Dataset entries –
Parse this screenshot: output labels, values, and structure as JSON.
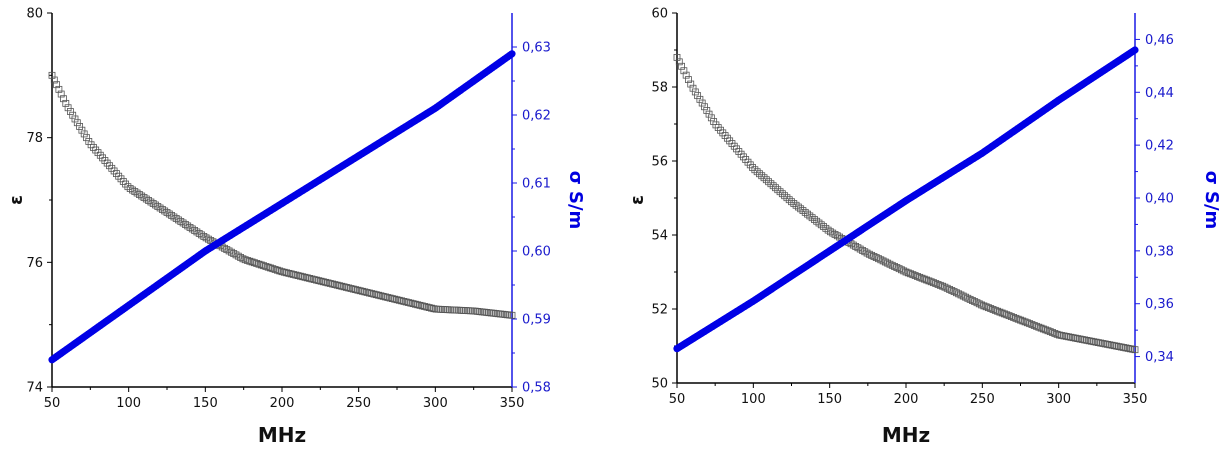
{
  "colors": {
    "left_axis": "#000000",
    "right_axis": "#1a1ae6",
    "blue_series": "#0000e6",
    "grey_series": "#555555"
  },
  "chart_data": [
    {
      "type": "scatter",
      "xlabel": "MHz",
      "ylabel_left": "ε",
      "ylabel_right": "σ S/m",
      "xlim": [
        50,
        350
      ],
      "ylim_left": [
        74,
        80
      ],
      "ylim_right": [
        0.58,
        0.635
      ],
      "x_ticks": [
        "50",
        "100",
        "150",
        "200",
        "250",
        "300",
        "350"
      ],
      "y_ticks_left": [
        "74",
        "76",
        "78",
        "80"
      ],
      "y_ticks_right": [
        "0,58",
        "0,59",
        "0,60",
        "0,61",
        "0,62",
        "0,63"
      ],
      "grid": false,
      "series": [
        {
          "axis": "left",
          "marker": "open-square",
          "color": "#555555",
          "x": [
            50,
            60,
            75,
            100,
            125,
            150,
            175,
            200,
            225,
            250,
            275,
            300,
            325,
            350
          ],
          "y": [
            79.0,
            78.5,
            77.9,
            77.2,
            76.8,
            76.4,
            76.05,
            75.85,
            75.7,
            75.55,
            75.4,
            75.25,
            75.22,
            75.15
          ]
        },
        {
          "axis": "right",
          "marker": "filled-circle",
          "color": "#0000e6",
          "x": [
            50,
            100,
            150,
            200,
            250,
            300,
            350
          ],
          "y": [
            0.584,
            0.592,
            0.6,
            0.607,
            0.614,
            0.621,
            0.629
          ]
        }
      ]
    },
    {
      "type": "scatter",
      "xlabel": "MHz",
      "ylabel_left": "ε",
      "ylabel_right": "σ S/m",
      "xlim": [
        50,
        350
      ],
      "ylim_left": [
        50,
        60
      ],
      "ylim_right": [
        0.33,
        0.47
      ],
      "x_ticks": [
        "50",
        "100",
        "150",
        "200",
        "250",
        "300",
        "350"
      ],
      "y_ticks_left": [
        "50",
        "52",
        "54",
        "56",
        "58",
        "60"
      ],
      "y_ticks_right": [
        "0,34",
        "0,36",
        "0,38",
        "0,40",
        "0,42",
        "0,44",
        "0,46"
      ],
      "grid": false,
      "series": [
        {
          "axis": "left",
          "marker": "open-square",
          "color": "#555555",
          "x": [
            50,
            60,
            75,
            100,
            125,
            150,
            175,
            200,
            225,
            250,
            275,
            300,
            325,
            350
          ],
          "y": [
            58.8,
            58.0,
            57.0,
            55.8,
            54.9,
            54.1,
            53.5,
            53.0,
            52.6,
            52.1,
            51.7,
            51.3,
            51.1,
            50.9
          ]
        },
        {
          "axis": "right",
          "marker": "filled-circle",
          "color": "#0000e6",
          "x": [
            50,
            100,
            150,
            200,
            250,
            300,
            350
          ],
          "y": [
            0.343,
            0.361,
            0.38,
            0.399,
            0.417,
            0.437,
            0.456
          ]
        }
      ]
    }
  ]
}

Written task –
Please repeat the entries exactly. Do not include the pictures.

The answer –
Parse this screenshot: output labels, values, and structure as JSON.
{
  "colors": {
    "left_axis": "#000000",
    "right_axis": "#1a1ae6",
    "blue_series": "#0000e6",
    "grey_series": "#555555"
  },
  "chart_data": [
    {
      "type": "scatter",
      "xlabel": "MHz",
      "ylabel_left": "ε",
      "ylabel_right": "σ S/m",
      "xlim": [
        50,
        350
      ],
      "ylim_left": [
        74,
        80
      ],
      "ylim_right": [
        0.58,
        0.635
      ],
      "x_ticks": [
        "50",
        "100",
        "150",
        "200",
        "250",
        "300",
        "350"
      ],
      "y_ticks_left": [
        "74",
        "76",
        "78",
        "80"
      ],
      "y_ticks_right": [
        "0,58",
        "0,59",
        "0,60",
        "0,61",
        "0,62",
        "0,63"
      ],
      "grid": false,
      "series": [
        {
          "axis": "left",
          "marker": "open-square",
          "color": "#555555",
          "x": [
            50,
            60,
            75,
            100,
            125,
            150,
            175,
            200,
            225,
            250,
            275,
            300,
            325,
            350
          ],
          "y": [
            79.0,
            78.5,
            77.9,
            77.2,
            76.8,
            76.4,
            76.05,
            75.85,
            75.7,
            75.55,
            75.4,
            75.25,
            75.22,
            75.15
          ]
        },
        {
          "axis": "right",
          "marker": "filled-circle",
          "color": "#0000e6",
          "x": [
            50,
            100,
            150,
            200,
            250,
            300,
            350
          ],
          "y": [
            0.584,
            0.592,
            0.6,
            0.607,
            0.614,
            0.621,
            0.629
          ]
        }
      ]
    },
    {
      "type": "scatter",
      "xlabel": "MHz",
      "ylabel_left": "ε",
      "ylabel_right": "σ S/m",
      "xlim": [
        50,
        350
      ],
      "ylim_left": [
        50,
        60
      ],
      "ylim_right": [
        0.33,
        0.47
      ],
      "x_ticks": [
        "50",
        "100",
        "150",
        "200",
        "250",
        "300",
        "350"
      ],
      "y_ticks_left": [
        "50",
        "52",
        "54",
        "56",
        "58",
        "60"
      ],
      "y_ticks_right": [
        "0,34",
        "0,36",
        "0,38",
        "0,40",
        "0,42",
        "0,44",
        "0,46"
      ],
      "grid": false,
      "series": [
        {
          "axis": "left",
          "marker": "open-square",
          "color": "#555555",
          "x": [
            50,
            60,
            75,
            100,
            125,
            150,
            175,
            200,
            225,
            250,
            275,
            300,
            325,
            350
          ],
          "y": [
            58.8,
            58.0,
            57.0,
            55.8,
            54.9,
            54.1,
            53.5,
            53.0,
            52.6,
            52.1,
            51.7,
            51.3,
            51.1,
            50.9
          ]
        },
        {
          "axis": "right",
          "marker": "filled-circle",
          "color": "#0000e6",
          "x": [
            50,
            100,
            150,
            200,
            250,
            300,
            350
          ],
          "y": [
            0.343,
            0.361,
            0.38,
            0.399,
            0.417,
            0.437,
            0.456
          ]
        }
      ]
    }
  ]
}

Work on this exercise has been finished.